■ Your task
Exactly as written, quote every line that follows, skipping the images.
--------------------------------------------------
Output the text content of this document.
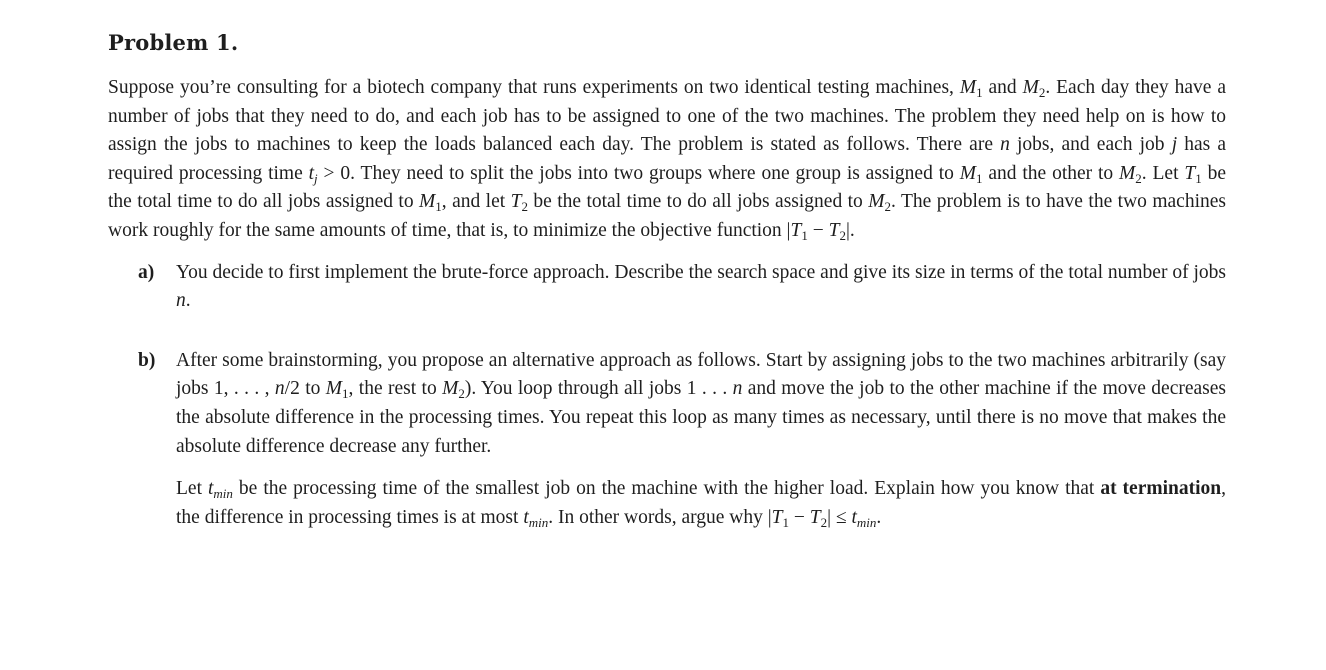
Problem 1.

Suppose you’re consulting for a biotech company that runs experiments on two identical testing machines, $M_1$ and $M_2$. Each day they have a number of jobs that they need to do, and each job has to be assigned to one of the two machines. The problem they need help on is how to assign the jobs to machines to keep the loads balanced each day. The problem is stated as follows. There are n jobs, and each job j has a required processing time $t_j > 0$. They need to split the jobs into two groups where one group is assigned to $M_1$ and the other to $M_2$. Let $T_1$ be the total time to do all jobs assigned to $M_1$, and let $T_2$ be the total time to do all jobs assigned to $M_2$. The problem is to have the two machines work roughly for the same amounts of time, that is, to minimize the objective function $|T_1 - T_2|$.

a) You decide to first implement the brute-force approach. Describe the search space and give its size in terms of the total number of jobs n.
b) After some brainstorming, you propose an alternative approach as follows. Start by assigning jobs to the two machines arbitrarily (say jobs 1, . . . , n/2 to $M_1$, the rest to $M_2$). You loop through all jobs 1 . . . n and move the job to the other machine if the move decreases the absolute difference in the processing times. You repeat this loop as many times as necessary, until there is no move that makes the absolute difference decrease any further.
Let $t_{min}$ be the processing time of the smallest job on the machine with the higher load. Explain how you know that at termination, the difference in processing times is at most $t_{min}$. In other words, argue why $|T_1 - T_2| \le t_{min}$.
--------------------------------------------------
■ Worked answer
Output the text content of this document.
Problem 1.

Suppose you’re consulting for a biotech company that runs experiments on two identical testing machines, $M_1$ and $M_2$. Each day they have a number of jobs that they need to do, and each job has to be assigned to one of the two machines. The problem they need help on is how to assign the jobs to machines to keep the loads balanced each day. The problem is stated as follows. There are n jobs, and each job j has a required processing time $t_j > 0$. They need to split the jobs into two groups where one group is assigned to $M_1$ and the other to $M_2$. Let $T_1$ be the total time to do all jobs assigned to $M_1$, and let $T_2$ be the total time to do all jobs assigned to $M_2$. The problem is to have the two machines work roughly for the same amounts of time, that is, to minimize the objective function $|T_1 - T_2|$.

a) You decide to first implement the brute-force approach. Describe the search space and give its size in terms of the total number of jobs n.
b) After some brainstorming, you propose an alternative approach as follows. Start by assigning jobs to the two machines arbitrarily (say jobs 1, . . . , n/2 to $M_1$, the rest to $M_2$). You loop through all jobs 1 . . . n and move the job to the other machine if the move decreases the absolute difference in the processing times. You repeat this loop as many times as necessary, until there is no move that makes the absolute difference decrease any further.
Let $t_{min}$ be the processing time of the smallest job on the machine with the higher load. Explain how you know that at termination, the difference in processing times is at most $t_{min}$. In other words, argue why $|T_1 - T_2| \le t_{min}$.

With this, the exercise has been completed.